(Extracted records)

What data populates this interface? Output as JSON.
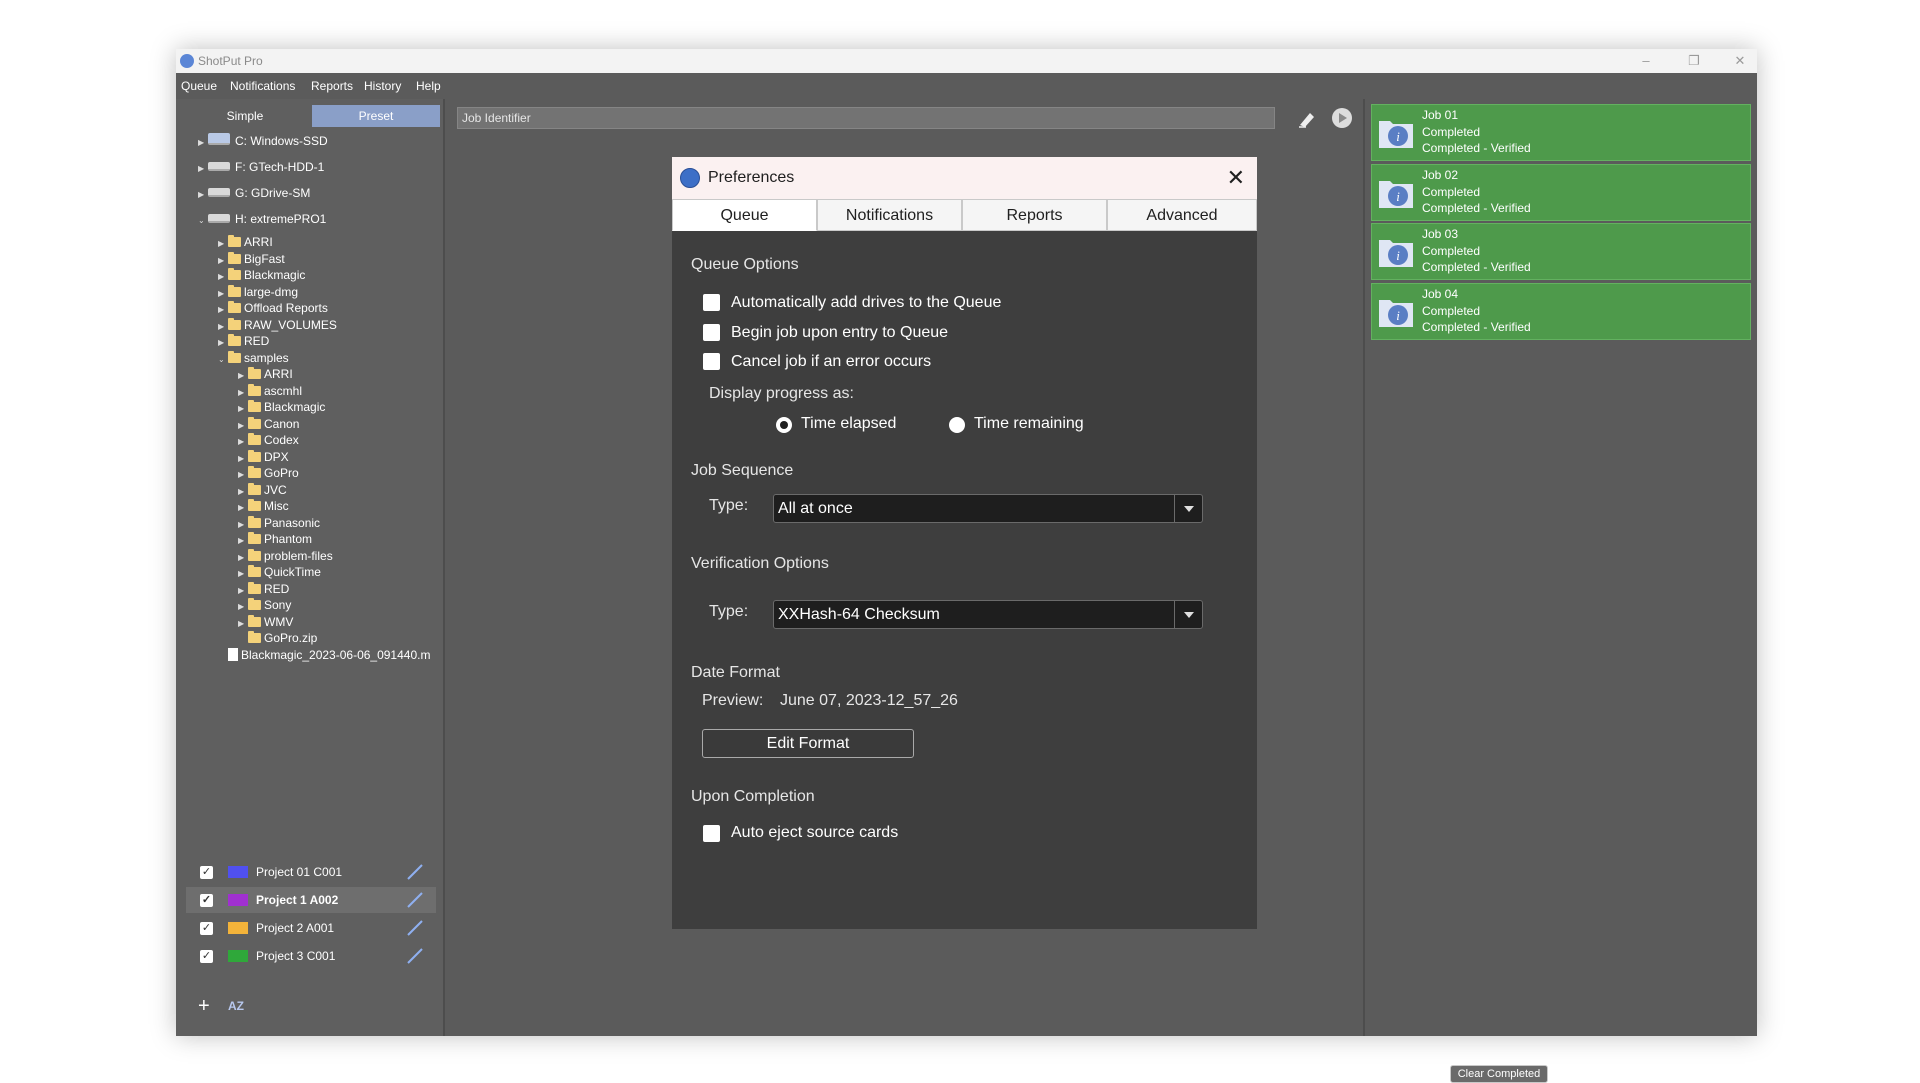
{
  "window": {
    "title": "ShotPut Pro"
  },
  "menu": [
    "Queue",
    "Notifications",
    "Reports",
    "History",
    "Help"
  ],
  "left": {
    "mode_tabs": [
      "Simple",
      "Preset"
    ],
    "drives": [
      "C: Windows-SSD",
      "F: GTech-HDD-1",
      "G: GDrive-SM",
      "H: extremePRO1"
    ],
    "h_folders": [
      "ARRI",
      "BigFast",
      "Blackmagic",
      "large-dmg",
      "Offload Reports",
      "RAW_VOLUMES",
      "RED",
      "samples"
    ],
    "sample_folders": [
      "ARRI",
      "ascmhl",
      "Blackmagic",
      "Canon",
      "Codex",
      "DPX",
      "GoPro",
      "JVC",
      "Misc",
      "Panasonic",
      "Phantom",
      "problem-files",
      "QuickTime",
      "RED",
      "Sony",
      "WMV",
      "GoPro.zip"
    ],
    "file": "Blackmagic_2023-06-06_091440.m",
    "projects": [
      {
        "label": "Project 01 C001",
        "color": "#5050f0"
      },
      {
        "label": "Project 1 A002",
        "color": "#a030d0"
      },
      {
        "label": "Project 2 A001",
        "color": "#f3b33a"
      },
      {
        "label": "Project 3 C001",
        "color": "#2fa83a"
      }
    ],
    "sort_icon": "AZ"
  },
  "center": {
    "job_identifier_placeholder": "Job Identifier"
  },
  "jobs": [
    {
      "name": "Job 01",
      "status": "Completed",
      "detail": "Completed - Verified"
    },
    {
      "name": "Job 02",
      "status": "Completed",
      "detail": "Completed - Verified"
    },
    {
      "name": "Job 03",
      "status": "Completed",
      "detail": "Completed - Verified"
    },
    {
      "name": "Job 04",
      "status": "Completed",
      "detail": "Completed - Verified"
    }
  ],
  "clear_completed": "Clear Completed",
  "prefs": {
    "title": "Preferences",
    "tabs": [
      "Queue",
      "Notifications",
      "Reports",
      "Advanced"
    ],
    "queue_options": {
      "title": "Queue Options",
      "auto_add": "Automatically add drives to the Queue",
      "begin_job": "Begin job upon entry to Queue",
      "cancel_job": "Cancel job if an error occurs",
      "display_progress": "Display progress as:",
      "time_elapsed": "Time elapsed",
      "time_remaining": "Time remaining",
      "selected_progress": "Time elapsed"
    },
    "job_sequence": {
      "title": "Job Sequence",
      "type_label": "Type:",
      "value": "All at once"
    },
    "verification": {
      "title": "Verification Options",
      "type_label": "Type:",
      "value": "XXHash-64 Checksum"
    },
    "date_format": {
      "title": "Date Format",
      "preview_label": "Preview:",
      "preview_value": "June 07, 2023-12_57_26",
      "edit_button": "Edit Format"
    },
    "completion": {
      "title": "Upon Completion",
      "auto_eject": "Auto eject source cards"
    }
  }
}
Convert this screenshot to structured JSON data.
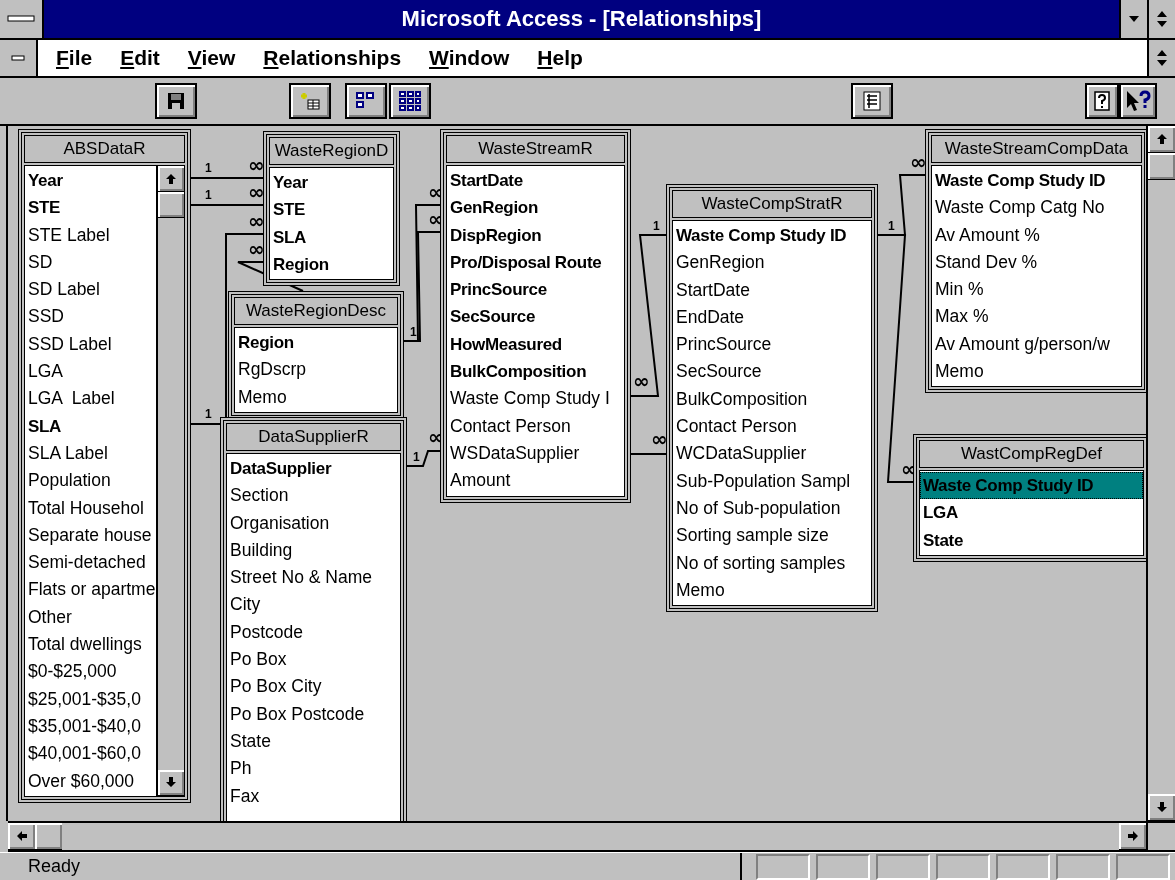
{
  "window": {
    "title": "Microsoft Access - [Relationships]"
  },
  "menu": [
    "File",
    "Edit",
    "View",
    "Relationships",
    "Window",
    "Help"
  ],
  "tables": [
    {
      "title": "ABSDataR",
      "has_scrollbar": true,
      "fields": [
        {
          "name": "Year",
          "bold": true,
          "selected": false
        },
        {
          "name": "STE",
          "bold": true,
          "selected": false
        },
        {
          "name": "STE Label",
          "bold": false,
          "selected": false
        },
        {
          "name": "SD",
          "bold": false,
          "selected": false
        },
        {
          "name": "SD Label",
          "bold": false,
          "selected": false
        },
        {
          "name": "SSD",
          "bold": false,
          "selected": false
        },
        {
          "name": "SSD Label",
          "bold": false,
          "selected": false
        },
        {
          "name": "LGA",
          "bold": false,
          "selected": false
        },
        {
          "name": "LGA  Label",
          "bold": false,
          "selected": false
        },
        {
          "name": "SLA",
          "bold": true,
          "selected": false
        },
        {
          "name": "SLA Label",
          "bold": false,
          "selected": false
        },
        {
          "name": "Population",
          "bold": false,
          "selected": false
        },
        {
          "name": "Total Househol",
          "bold": false,
          "selected": false
        },
        {
          "name": "Separate house",
          "bold": false,
          "selected": false
        },
        {
          "name": "Semi-detached",
          "bold": false,
          "selected": false
        },
        {
          "name": "Flats or apartme",
          "bold": false,
          "selected": false
        },
        {
          "name": "Other",
          "bold": false,
          "selected": false
        },
        {
          "name": "Total dwellings",
          "bold": false,
          "selected": false
        },
        {
          "name": "$0-$25,000",
          "bold": false,
          "selected": false
        },
        {
          "name": "$25,001-$35,0",
          "bold": false,
          "selected": false
        },
        {
          "name": "$35,001-$40,0",
          "bold": false,
          "selected": false
        },
        {
          "name": "$40,001-$60,0",
          "bold": false,
          "selected": false
        },
        {
          "name": "Over $60,000",
          "bold": false,
          "selected": false
        }
      ]
    },
    {
      "title": "WasteRegionD",
      "has_scrollbar": false,
      "fields": [
        {
          "name": "Year",
          "bold": true,
          "selected": false
        },
        {
          "name": "STE",
          "bold": true,
          "selected": false
        },
        {
          "name": "SLA",
          "bold": true,
          "selected": false
        },
        {
          "name": "Region",
          "bold": true,
          "selected": false
        }
      ]
    },
    {
      "title": "WasteRegionDesc",
      "has_scrollbar": false,
      "fields": [
        {
          "name": "Region",
          "bold": true,
          "selected": false
        },
        {
          "name": "RgDscrp",
          "bold": false,
          "selected": false
        },
        {
          "name": "Memo",
          "bold": false,
          "selected": false
        }
      ]
    },
    {
      "title": "DataSupplierR",
      "has_scrollbar": false,
      "fields": [
        {
          "name": "DataSupplier",
          "bold": true,
          "selected": false
        },
        {
          "name": "Section",
          "bold": false,
          "selected": false
        },
        {
          "name": "Organisation",
          "bold": false,
          "selected": false
        },
        {
          "name": "Building",
          "bold": false,
          "selected": false
        },
        {
          "name": "Street No & Name",
          "bold": false,
          "selected": false
        },
        {
          "name": "City",
          "bold": false,
          "selected": false
        },
        {
          "name": "Postcode",
          "bold": false,
          "selected": false
        },
        {
          "name": "Po Box",
          "bold": false,
          "selected": false
        },
        {
          "name": "Po Box City",
          "bold": false,
          "selected": false
        },
        {
          "name": "Po Box Postcode",
          "bold": false,
          "selected": false
        },
        {
          "name": "State",
          "bold": false,
          "selected": false
        },
        {
          "name": "Ph",
          "bold": false,
          "selected": false
        },
        {
          "name": "Fax",
          "bold": false,
          "selected": false
        }
      ]
    },
    {
      "title": "WasteStreamR",
      "has_scrollbar": false,
      "fields": [
        {
          "name": "StartDate",
          "bold": true,
          "selected": false
        },
        {
          "name": "GenRegion",
          "bold": true,
          "selected": false
        },
        {
          "name": "DispRegion",
          "bold": true,
          "selected": false
        },
        {
          "name": "Pro/Disposal Route",
          "bold": true,
          "selected": false
        },
        {
          "name": "PrincSource",
          "bold": true,
          "selected": false
        },
        {
          "name": "SecSource",
          "bold": true,
          "selected": false
        },
        {
          "name": "HowMeasured",
          "bold": true,
          "selected": false
        },
        {
          "name": "BulkComposition",
          "bold": true,
          "selected": false
        },
        {
          "name": "Waste Comp Study I",
          "bold": false,
          "selected": false
        },
        {
          "name": "Contact Person",
          "bold": false,
          "selected": false
        },
        {
          "name": "WSDataSupplier",
          "bold": false,
          "selected": false
        },
        {
          "name": "Amount",
          "bold": false,
          "selected": false
        }
      ]
    },
    {
      "title": "WasteCompStratR",
      "has_scrollbar": false,
      "fields": [
        {
          "name": "Waste Comp Study ID",
          "bold": true,
          "selected": false
        },
        {
          "name": "GenRegion",
          "bold": false,
          "selected": false
        },
        {
          "name": "StartDate",
          "bold": false,
          "selected": false
        },
        {
          "name": "EndDate",
          "bold": false,
          "selected": false
        },
        {
          "name": "PrincSource",
          "bold": false,
          "selected": false
        },
        {
          "name": "SecSource",
          "bold": false,
          "selected": false
        },
        {
          "name": "BulkComposition",
          "bold": false,
          "selected": false
        },
        {
          "name": "Contact Person",
          "bold": false,
          "selected": false
        },
        {
          "name": "WCDataSupplier",
          "bold": false,
          "selected": false
        },
        {
          "name": "Sub-Population Sampl",
          "bold": false,
          "selected": false
        },
        {
          "name": "No of Sub-population",
          "bold": false,
          "selected": false
        },
        {
          "name": "Sorting sample size",
          "bold": false,
          "selected": false
        },
        {
          "name": "No of sorting samples",
          "bold": false,
          "selected": false
        },
        {
          "name": "Memo",
          "bold": false,
          "selected": false
        }
      ]
    },
    {
      "title": "WasteStreamCompData",
      "has_scrollbar": false,
      "fields": [
        {
          "name": "Waste Comp Study ID",
          "bold": true,
          "selected": false
        },
        {
          "name": "Waste Comp Catg No",
          "bold": false,
          "selected": false
        },
        {
          "name": "Av Amount %",
          "bold": false,
          "selected": false
        },
        {
          "name": "Stand Dev %",
          "bold": false,
          "selected": false
        },
        {
          "name": "Min %",
          "bold": false,
          "selected": false
        },
        {
          "name": "Max %",
          "bold": false,
          "selected": false
        },
        {
          "name": "Av Amount g/person/w",
          "bold": false,
          "selected": false
        },
        {
          "name": "Memo",
          "bold": false,
          "selected": false
        }
      ]
    },
    {
      "title": "WastCompRegDef",
      "has_scrollbar": false,
      "fields": [
        {
          "name": "Waste Comp Study ID",
          "bold": true,
          "selected": true
        },
        {
          "name": "LGA",
          "bold": true,
          "selected": false
        },
        {
          "name": "State",
          "bold": true,
          "selected": false
        }
      ]
    }
  ],
  "relationships": [
    {
      "one": "1",
      "many": "∞"
    },
    {
      "one": "1",
      "many": "∞"
    },
    {
      "one": "1",
      "many": "∞"
    },
    {
      "many": "∞"
    },
    {
      "one": "1",
      "many": "∞"
    },
    {
      "many": "∞"
    },
    {
      "one": "1",
      "many": "∞"
    },
    {
      "one": "1",
      "many": "∞"
    },
    {
      "many": "∞"
    },
    {
      "one": "1",
      "many": "∞"
    },
    {
      "many": "∞"
    }
  ],
  "status_bar": {
    "text": "Ready"
  }
}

▶ **WHAT TO DO**
Pull out every line containing "Total".

▶ **EXERCISE ANSWER**
          "name": "Total Househol",
          "name": "Total dwellings",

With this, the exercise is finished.